**Aim of the task**
Return each line containing the string "about".

╭──

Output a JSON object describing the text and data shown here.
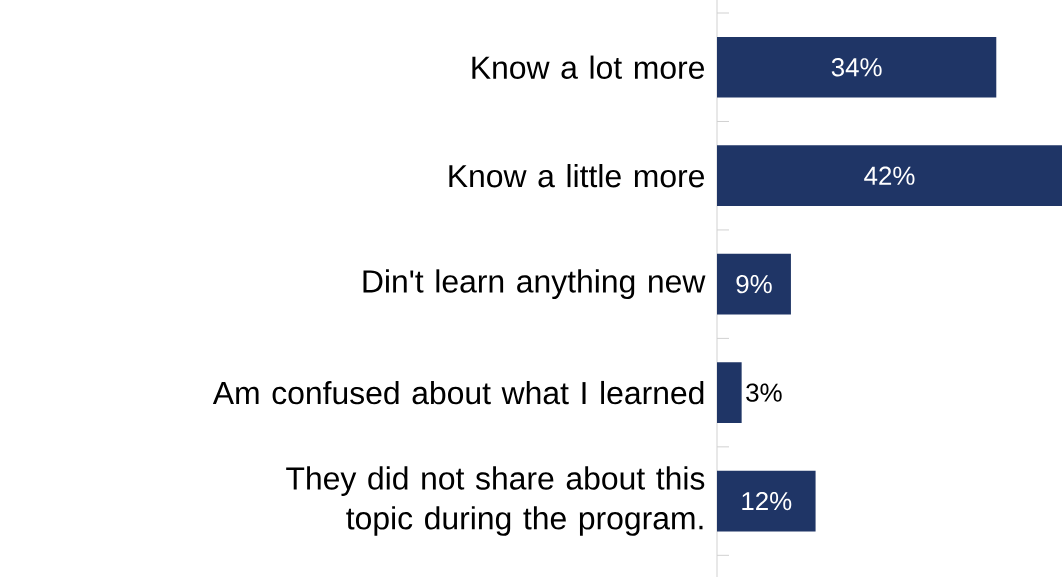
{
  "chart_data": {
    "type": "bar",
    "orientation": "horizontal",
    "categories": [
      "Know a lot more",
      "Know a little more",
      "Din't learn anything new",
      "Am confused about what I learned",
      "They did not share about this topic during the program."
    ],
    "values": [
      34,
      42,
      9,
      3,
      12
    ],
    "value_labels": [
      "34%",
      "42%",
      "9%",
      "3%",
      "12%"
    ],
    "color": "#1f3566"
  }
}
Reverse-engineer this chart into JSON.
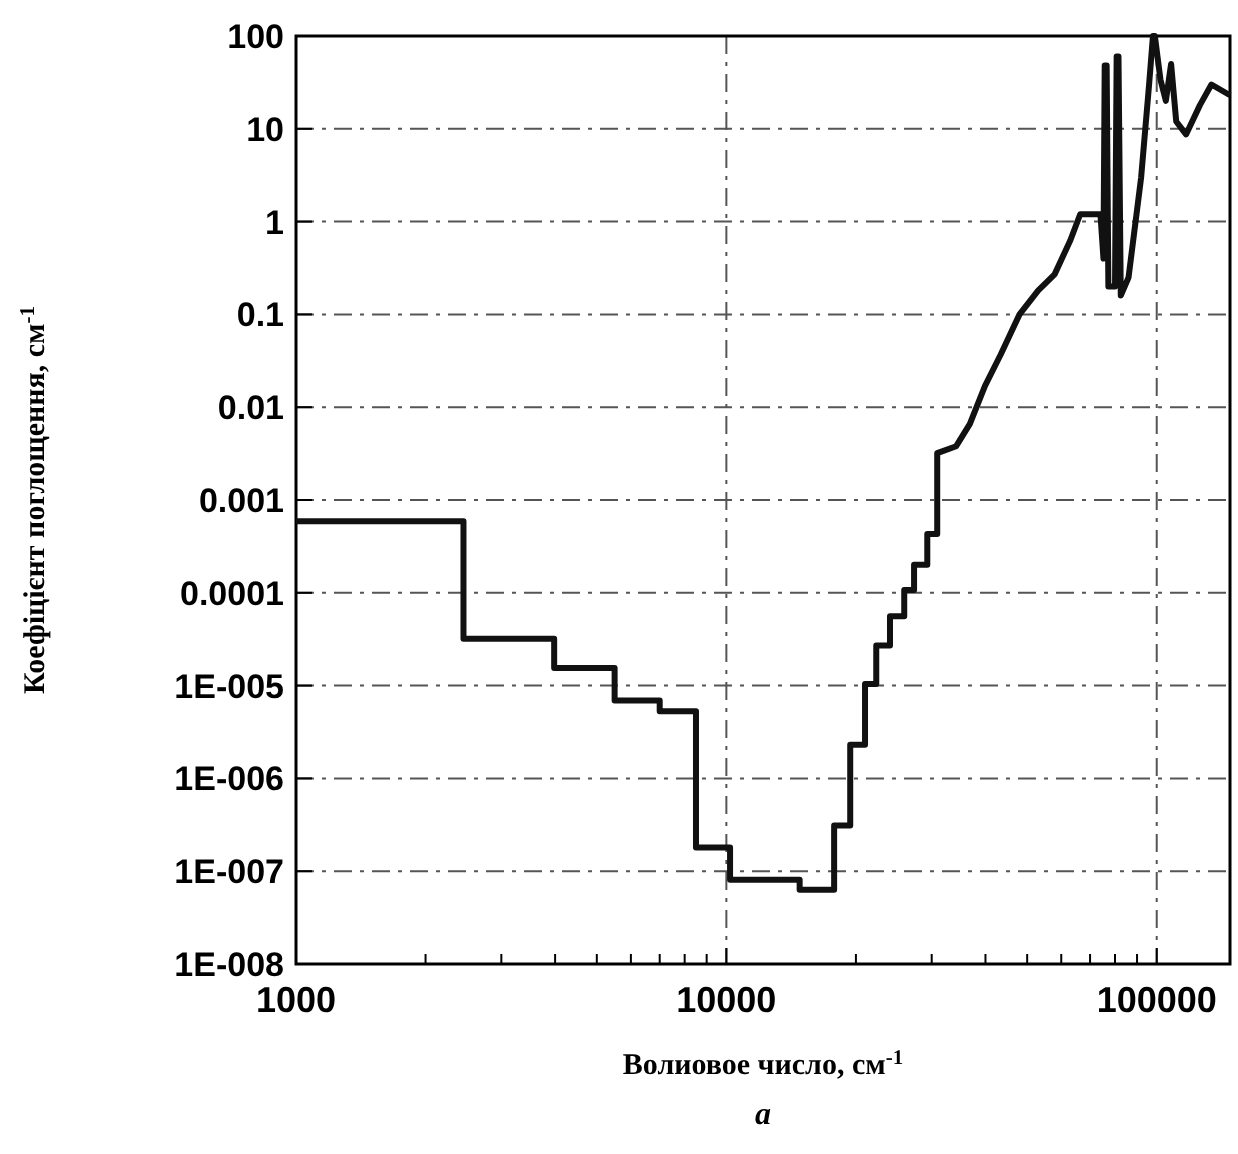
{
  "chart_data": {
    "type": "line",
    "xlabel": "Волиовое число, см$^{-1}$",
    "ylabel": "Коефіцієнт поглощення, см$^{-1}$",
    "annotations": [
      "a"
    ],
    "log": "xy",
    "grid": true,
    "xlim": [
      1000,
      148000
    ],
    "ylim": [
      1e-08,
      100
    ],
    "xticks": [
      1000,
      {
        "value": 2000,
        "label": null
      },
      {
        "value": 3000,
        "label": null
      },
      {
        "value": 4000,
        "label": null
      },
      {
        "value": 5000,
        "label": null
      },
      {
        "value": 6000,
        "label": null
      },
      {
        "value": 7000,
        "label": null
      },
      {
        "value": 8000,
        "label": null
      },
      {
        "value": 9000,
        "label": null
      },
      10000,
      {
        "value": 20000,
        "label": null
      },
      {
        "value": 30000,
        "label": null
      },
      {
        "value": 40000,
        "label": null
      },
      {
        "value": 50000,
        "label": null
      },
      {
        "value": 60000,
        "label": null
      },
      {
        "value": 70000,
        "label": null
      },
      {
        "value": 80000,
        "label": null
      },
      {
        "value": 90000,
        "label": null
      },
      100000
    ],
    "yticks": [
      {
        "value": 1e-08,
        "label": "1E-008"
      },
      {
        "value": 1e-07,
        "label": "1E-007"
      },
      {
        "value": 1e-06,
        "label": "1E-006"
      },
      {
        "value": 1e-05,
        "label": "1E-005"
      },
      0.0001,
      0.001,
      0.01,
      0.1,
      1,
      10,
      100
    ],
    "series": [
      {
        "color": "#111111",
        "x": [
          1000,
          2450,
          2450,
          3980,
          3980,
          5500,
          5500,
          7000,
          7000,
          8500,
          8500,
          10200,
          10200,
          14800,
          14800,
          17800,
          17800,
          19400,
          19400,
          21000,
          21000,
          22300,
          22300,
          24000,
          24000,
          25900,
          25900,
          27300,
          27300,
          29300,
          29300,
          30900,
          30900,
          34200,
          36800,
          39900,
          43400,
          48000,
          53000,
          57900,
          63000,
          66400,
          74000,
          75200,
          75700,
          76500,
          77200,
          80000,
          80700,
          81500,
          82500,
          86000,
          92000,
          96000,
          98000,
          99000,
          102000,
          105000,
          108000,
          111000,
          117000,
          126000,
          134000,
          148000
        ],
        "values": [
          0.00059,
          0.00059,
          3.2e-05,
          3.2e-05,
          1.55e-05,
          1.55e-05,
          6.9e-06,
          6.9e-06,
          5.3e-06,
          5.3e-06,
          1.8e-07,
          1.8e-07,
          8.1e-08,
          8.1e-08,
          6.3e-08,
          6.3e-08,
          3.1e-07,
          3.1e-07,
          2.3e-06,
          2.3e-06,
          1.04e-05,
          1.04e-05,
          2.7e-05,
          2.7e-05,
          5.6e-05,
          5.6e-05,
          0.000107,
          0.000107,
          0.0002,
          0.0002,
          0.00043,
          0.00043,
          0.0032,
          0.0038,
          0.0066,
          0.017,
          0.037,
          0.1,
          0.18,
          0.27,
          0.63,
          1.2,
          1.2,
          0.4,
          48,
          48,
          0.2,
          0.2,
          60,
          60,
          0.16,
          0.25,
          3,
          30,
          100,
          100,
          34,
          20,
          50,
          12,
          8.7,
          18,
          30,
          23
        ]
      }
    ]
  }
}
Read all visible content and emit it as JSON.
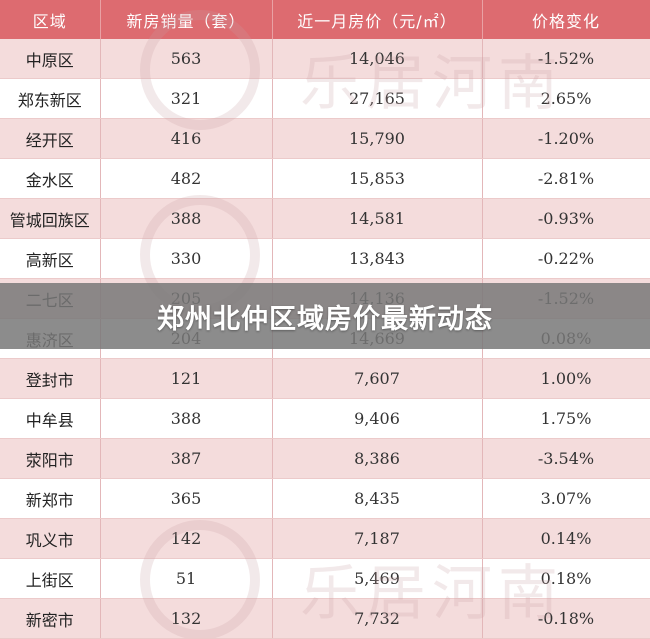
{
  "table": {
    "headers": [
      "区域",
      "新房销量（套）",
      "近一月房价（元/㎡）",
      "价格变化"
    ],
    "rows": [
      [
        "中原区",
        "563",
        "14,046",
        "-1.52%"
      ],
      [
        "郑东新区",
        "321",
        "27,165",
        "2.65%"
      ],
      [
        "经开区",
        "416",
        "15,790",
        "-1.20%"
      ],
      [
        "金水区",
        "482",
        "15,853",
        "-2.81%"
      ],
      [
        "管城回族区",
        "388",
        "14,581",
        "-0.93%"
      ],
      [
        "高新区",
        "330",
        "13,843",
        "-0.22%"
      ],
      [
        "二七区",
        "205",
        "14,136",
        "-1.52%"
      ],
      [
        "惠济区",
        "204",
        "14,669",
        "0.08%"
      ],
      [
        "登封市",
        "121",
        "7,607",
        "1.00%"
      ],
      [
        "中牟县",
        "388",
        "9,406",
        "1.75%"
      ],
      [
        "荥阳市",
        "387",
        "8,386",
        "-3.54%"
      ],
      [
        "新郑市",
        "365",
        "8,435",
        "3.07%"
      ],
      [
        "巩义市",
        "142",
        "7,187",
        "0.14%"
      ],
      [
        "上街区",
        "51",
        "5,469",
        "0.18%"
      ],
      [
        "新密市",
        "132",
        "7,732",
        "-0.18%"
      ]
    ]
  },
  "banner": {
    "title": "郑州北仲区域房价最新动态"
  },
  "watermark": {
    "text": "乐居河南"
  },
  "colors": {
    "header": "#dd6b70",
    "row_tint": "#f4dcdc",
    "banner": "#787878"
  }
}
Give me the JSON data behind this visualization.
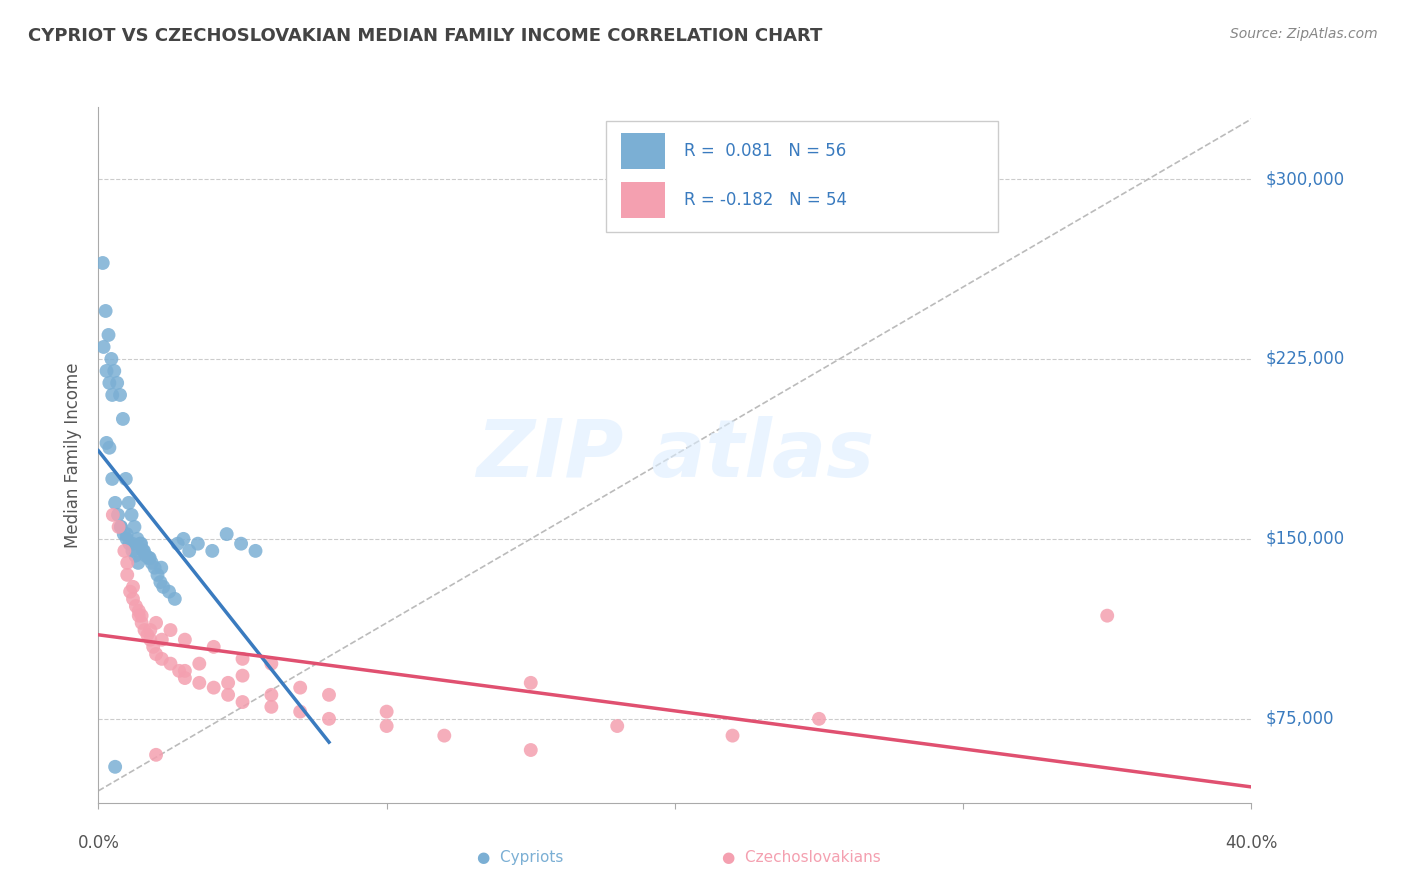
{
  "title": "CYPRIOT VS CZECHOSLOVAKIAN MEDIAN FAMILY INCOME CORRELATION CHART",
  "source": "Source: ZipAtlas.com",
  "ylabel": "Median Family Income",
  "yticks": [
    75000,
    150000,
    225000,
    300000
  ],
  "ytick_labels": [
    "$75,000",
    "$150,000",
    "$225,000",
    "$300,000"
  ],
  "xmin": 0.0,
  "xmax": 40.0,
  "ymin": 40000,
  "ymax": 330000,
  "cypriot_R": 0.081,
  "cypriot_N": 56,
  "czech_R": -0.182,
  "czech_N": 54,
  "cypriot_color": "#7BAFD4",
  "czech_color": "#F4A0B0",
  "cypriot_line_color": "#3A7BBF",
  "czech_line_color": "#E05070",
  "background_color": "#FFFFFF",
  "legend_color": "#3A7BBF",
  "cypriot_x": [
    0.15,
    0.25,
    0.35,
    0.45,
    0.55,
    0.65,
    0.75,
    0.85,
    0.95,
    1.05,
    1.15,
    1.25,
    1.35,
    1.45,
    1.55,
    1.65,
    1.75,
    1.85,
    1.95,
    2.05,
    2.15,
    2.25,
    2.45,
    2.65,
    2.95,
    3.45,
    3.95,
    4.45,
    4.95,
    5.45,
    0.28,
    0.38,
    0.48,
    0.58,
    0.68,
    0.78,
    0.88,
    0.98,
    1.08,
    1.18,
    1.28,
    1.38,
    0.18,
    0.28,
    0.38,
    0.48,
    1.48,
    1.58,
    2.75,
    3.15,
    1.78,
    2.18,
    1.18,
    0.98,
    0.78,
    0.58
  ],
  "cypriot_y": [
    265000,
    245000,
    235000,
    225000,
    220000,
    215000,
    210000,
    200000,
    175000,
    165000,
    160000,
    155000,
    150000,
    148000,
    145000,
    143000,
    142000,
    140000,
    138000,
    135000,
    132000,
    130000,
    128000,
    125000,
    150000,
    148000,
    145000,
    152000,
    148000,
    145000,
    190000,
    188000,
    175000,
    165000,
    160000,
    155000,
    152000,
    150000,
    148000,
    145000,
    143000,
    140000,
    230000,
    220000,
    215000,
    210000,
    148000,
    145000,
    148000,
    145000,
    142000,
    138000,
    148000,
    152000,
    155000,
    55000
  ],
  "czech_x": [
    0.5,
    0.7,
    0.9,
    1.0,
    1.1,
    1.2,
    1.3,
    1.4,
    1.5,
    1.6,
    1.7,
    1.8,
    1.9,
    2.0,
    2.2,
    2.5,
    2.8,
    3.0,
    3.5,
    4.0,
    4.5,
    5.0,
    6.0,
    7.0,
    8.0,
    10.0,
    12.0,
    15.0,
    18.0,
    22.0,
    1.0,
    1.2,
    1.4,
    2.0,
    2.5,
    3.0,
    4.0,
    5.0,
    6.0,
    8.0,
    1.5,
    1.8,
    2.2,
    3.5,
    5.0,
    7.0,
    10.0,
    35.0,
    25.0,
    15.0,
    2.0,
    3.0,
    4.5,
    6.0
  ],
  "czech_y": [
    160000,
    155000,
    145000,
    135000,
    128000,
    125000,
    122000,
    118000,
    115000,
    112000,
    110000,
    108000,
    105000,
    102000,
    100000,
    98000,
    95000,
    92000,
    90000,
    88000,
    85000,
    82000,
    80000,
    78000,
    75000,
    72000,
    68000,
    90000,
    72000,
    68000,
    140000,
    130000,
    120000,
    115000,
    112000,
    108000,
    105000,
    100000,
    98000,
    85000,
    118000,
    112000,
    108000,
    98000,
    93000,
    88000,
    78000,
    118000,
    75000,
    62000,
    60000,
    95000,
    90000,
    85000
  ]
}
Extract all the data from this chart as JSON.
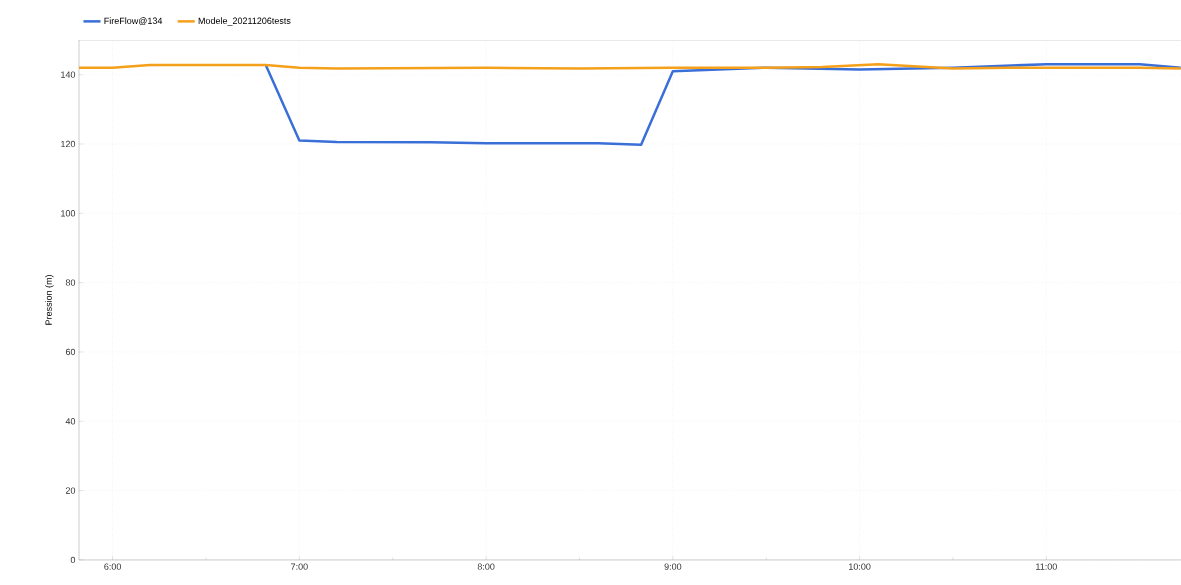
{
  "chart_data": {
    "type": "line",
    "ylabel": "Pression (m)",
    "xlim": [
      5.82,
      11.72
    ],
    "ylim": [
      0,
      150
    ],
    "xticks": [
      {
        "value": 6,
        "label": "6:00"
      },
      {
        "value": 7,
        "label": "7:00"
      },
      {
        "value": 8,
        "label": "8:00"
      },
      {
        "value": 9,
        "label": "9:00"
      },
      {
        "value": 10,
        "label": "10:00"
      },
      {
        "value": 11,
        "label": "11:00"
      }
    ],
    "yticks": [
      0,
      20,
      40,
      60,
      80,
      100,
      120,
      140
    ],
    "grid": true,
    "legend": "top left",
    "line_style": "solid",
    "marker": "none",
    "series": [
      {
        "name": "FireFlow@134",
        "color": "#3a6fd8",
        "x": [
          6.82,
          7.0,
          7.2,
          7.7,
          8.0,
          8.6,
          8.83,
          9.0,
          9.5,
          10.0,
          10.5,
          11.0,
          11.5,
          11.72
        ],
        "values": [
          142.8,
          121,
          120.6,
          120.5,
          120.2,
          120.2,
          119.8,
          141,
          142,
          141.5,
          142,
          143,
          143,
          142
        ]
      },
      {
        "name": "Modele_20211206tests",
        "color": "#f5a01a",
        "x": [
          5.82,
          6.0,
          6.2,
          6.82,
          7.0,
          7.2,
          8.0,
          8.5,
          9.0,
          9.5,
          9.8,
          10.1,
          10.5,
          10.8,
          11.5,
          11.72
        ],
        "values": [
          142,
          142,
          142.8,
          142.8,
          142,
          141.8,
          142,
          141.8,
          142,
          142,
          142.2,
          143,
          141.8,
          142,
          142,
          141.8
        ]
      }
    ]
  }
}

╰──

**Solved exercise**
      "Am confused about what I learned",
      "They did not share about this topic during the program."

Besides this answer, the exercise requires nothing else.